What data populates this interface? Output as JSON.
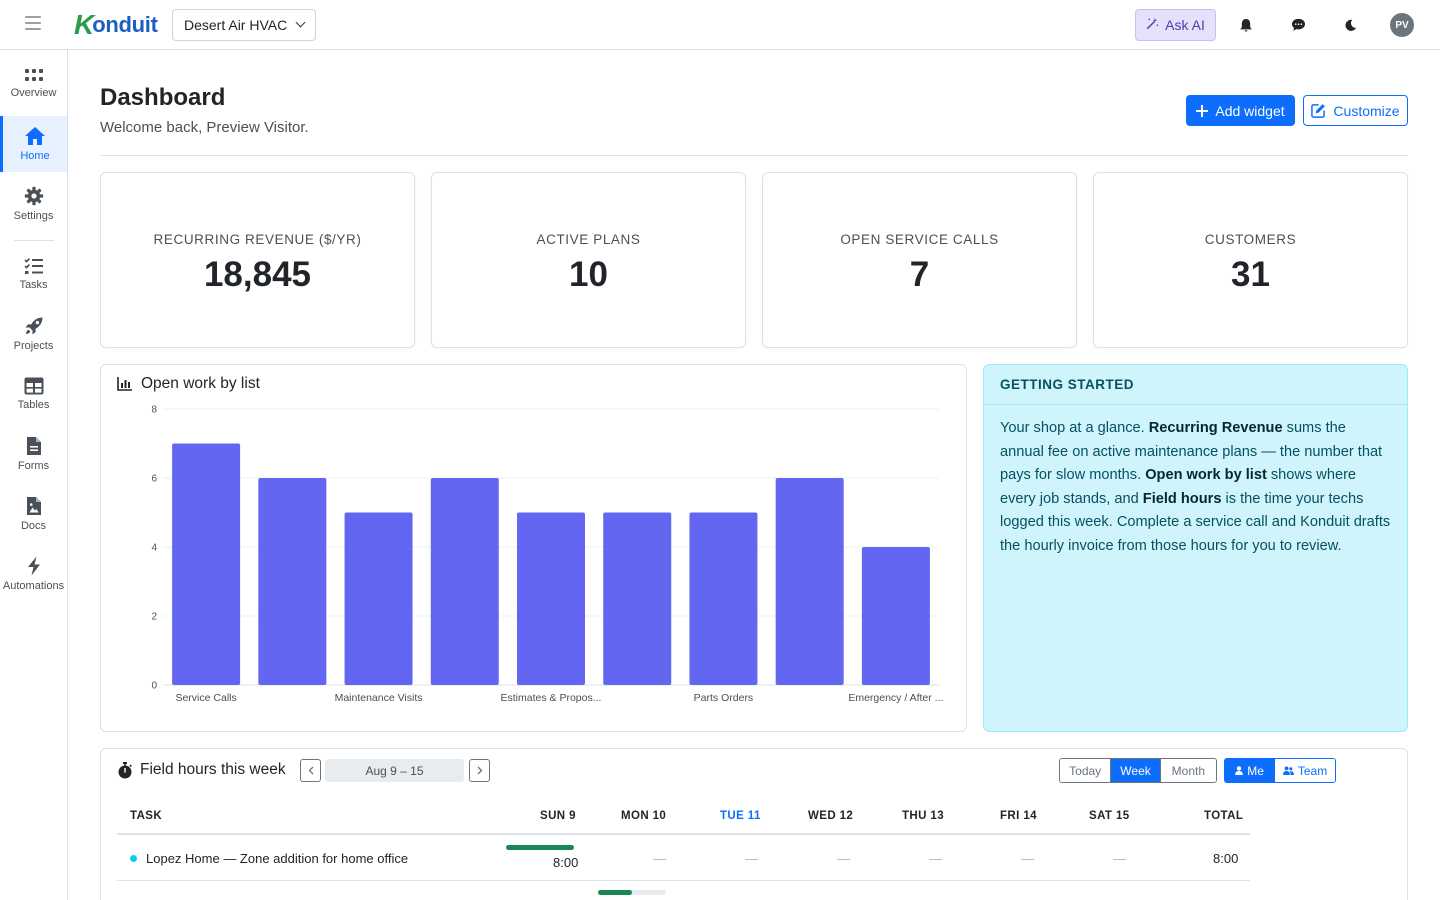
{
  "app": {
    "logo_k": "K",
    "logo_rest": "onduit",
    "org_name": "Desert Air HVAC",
    "ask_ai_label": "Ask AI",
    "avatar_initials": "PV"
  },
  "sidebar": {
    "items": [
      {
        "label": "Overview",
        "icon": "grid-icon"
      },
      {
        "label": "Home",
        "icon": "home-icon",
        "active": true
      },
      {
        "label": "Settings",
        "icon": "gear-icon"
      },
      {
        "label": "Tasks",
        "icon": "checklist-icon"
      },
      {
        "label": "Projects",
        "icon": "rocket-icon"
      },
      {
        "label": "Tables",
        "icon": "table-icon"
      },
      {
        "label": "Forms",
        "icon": "form-icon"
      },
      {
        "label": "Docs",
        "icon": "doc-icon"
      },
      {
        "label": "Automations",
        "icon": "lightning-icon"
      }
    ]
  },
  "header": {
    "title": "Dashboard",
    "subtitle": "Welcome back, Preview Visitor.",
    "add_widget_label": "Add widget",
    "customize_label": "Customize"
  },
  "kpis": [
    {
      "label": "Recurring Revenue ($/yr)",
      "value": "18,845"
    },
    {
      "label": "Active Plans",
      "value": "10"
    },
    {
      "label": "Open Service Calls",
      "value": "7"
    },
    {
      "label": "Customers",
      "value": "31"
    }
  ],
  "chart_data": {
    "type": "bar",
    "title": "Open work by list",
    "categories": [
      "Service Calls",
      "",
      "Maintenance Visits",
      "",
      "Estimates & Propos...",
      "",
      "Parts Orders",
      "",
      "Emergency / After ..."
    ],
    "values": [
      7,
      6,
      5,
      6,
      5,
      5,
      5,
      6,
      4
    ],
    "yticks": [
      "0",
      "2",
      "4",
      "6",
      "8"
    ],
    "ylim": [
      0,
      8
    ],
    "bar_color": "#6366f1",
    "grid": true
  },
  "getting_started": {
    "title": "Getting Started",
    "segments": [
      {
        "t": "Your shop at a glance. ",
        "b": false
      },
      {
        "t": "Recurring Revenue",
        "b": true
      },
      {
        "t": " sums the annual fee on active maintenance plans — the number that pays for slow months. ",
        "b": false
      },
      {
        "t": "Open work by list",
        "b": true
      },
      {
        "t": " shows where every job stands, and ",
        "b": false
      },
      {
        "t": "Field hours",
        "b": true
      },
      {
        "t": " is the time your techs logged this week. Complete a service call and Konduit drafts the hourly invoice from those hours for you to review.",
        "b": false
      }
    ]
  },
  "field_hours": {
    "title": "Field hours this week",
    "range": "Aug 9 – 15",
    "period_options": [
      "Today",
      "Week",
      "Month"
    ],
    "period_selected": "Week",
    "scope_options": [
      "Me",
      "Team"
    ],
    "scope_selected": "Me",
    "columns": [
      "Task",
      "Sun 9",
      "Mon 10",
      "Tue 11",
      "Wed 12",
      "Thu 13",
      "Fri 14",
      "Sat 15",
      "Total"
    ],
    "today_column": "Tue 11",
    "rows": [
      {
        "task": "Lopez Home — Zone addition for home office",
        "sun": "8:00",
        "mon": "—",
        "tue": "—",
        "wed": "—",
        "thu": "—",
        "fri": "—",
        "sat": "—",
        "total": "8:00",
        "sun_fill": 1.0
      }
    ],
    "partial_row_mon_fill": 0.5
  }
}
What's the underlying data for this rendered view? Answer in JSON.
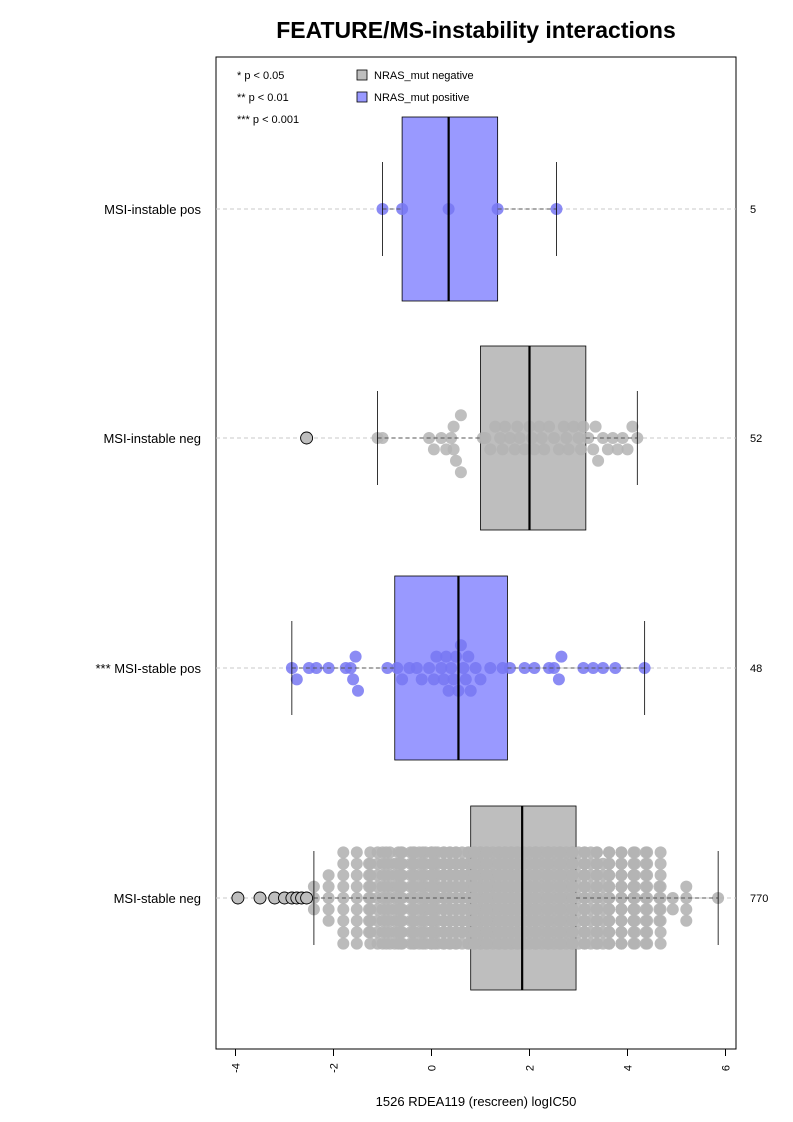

▶ **TASK**
Transcribe all of the entries word for word, but skip any pictures they contain.

▶ **SOLUTION TO THIS TASK**
What data populates this interface? Output as JSON.
{
  "app": {
    "logo_k": "K",
    "logo_rest": "onduit",
    "org_name": "Desert Air HVAC",
    "ask_ai_label": "Ask AI",
    "avatar_initials": "PV"
  },
  "sidebar": {
    "items": [
      {
        "label": "Overview",
        "icon": "grid-icon"
      },
      {
        "label": "Home",
        "icon": "home-icon",
        "active": true
      },
      {
        "label": "Settings",
        "icon": "gear-icon"
      },
      {
        "label": "Tasks",
        "icon": "checklist-icon"
      },
      {
        "label": "Projects",
        "icon": "rocket-icon"
      },
      {
        "label": "Tables",
        "icon": "table-icon"
      },
      {
        "label": "Forms",
        "icon": "form-icon"
      },
      {
        "label": "Docs",
        "icon": "doc-icon"
      },
      {
        "label": "Automations",
        "icon": "lightning-icon"
      }
    ]
  },
  "header": {
    "title": "Dashboard",
    "subtitle": "Welcome back, Preview Visitor.",
    "add_widget_label": "Add widget",
    "customize_label": "Customize"
  },
  "kpis": [
    {
      "label": "Recurring Revenue ($/yr)",
      "value": "18,845"
    },
    {
      "label": "Active Plans",
      "value": "10"
    },
    {
      "label": "Open Service Calls",
      "value": "7"
    },
    {
      "label": "Customers",
      "value": "31"
    }
  ],
  "chart_data": {
    "type": "bar",
    "title": "Open work by list",
    "categories": [
      "Service Calls",
      "",
      "Maintenance Visits",
      "",
      "Estimates & Propos...",
      "",
      "Parts Orders",
      "",
      "Emergency / After ..."
    ],
    "values": [
      7,
      6,
      5,
      6,
      5,
      5,
      5,
      6,
      4
    ],
    "yticks": [
      "0",
      "2",
      "4",
      "6",
      "8"
    ],
    "ylim": [
      0,
      8
    ],
    "bar_color": "#6366f1",
    "grid": true
  },
  "getting_started": {
    "title": "Getting Started",
    "segments": [
      {
        "t": "Your shop at a glance. ",
        "b": false
      },
      {
        "t": "Recurring Revenue",
        "b": true
      },
      {
        "t": " sums the annual fee on active maintenance plans — the number that pays for slow months. ",
        "b": false
      },
      {
        "t": "Open work by list",
        "b": true
      },
      {
        "t": " shows where every job stands, and ",
        "b": false
      },
      {
        "t": "Field hours",
        "b": true
      },
      {
        "t": " is the time your techs logged this week. Complete a service call and Konduit drafts the hourly invoice from those hours for you to review.",
        "b": false
      }
    ]
  },
  "field_hours": {
    "title": "Field hours this week",
    "range": "Aug 9 – 15",
    "period_options": [
      "Today",
      "Week",
      "Month"
    ],
    "period_selected": "Week",
    "scope_options": [
      "Me",
      "Team"
    ],
    "scope_selected": "Me",
    "columns": [
      "Task",
      "Sun 9",
      "Mon 10",
      "Tue 11",
      "Wed 12",
      "Thu 13",
      "Fri 14",
      "Sat 15",
      "Total"
    ],
    "today_column": "Tue 11",
    "rows": [
      {
        "task": "Lopez Home — Zone addition for home office",
        "sun": "8:00",
        "mon": "—",
        "tue": "—",
        "wed": "—",
        "thu": "—",
        "fri": "—",
        "sat": "—",
        "total": "8:00",
        "sun_fill": 1.0
      }
    ],
    "partial_row_mon_fill": 0.5
  }
}
What's the underlying data for this rendered view? Answer in JSON.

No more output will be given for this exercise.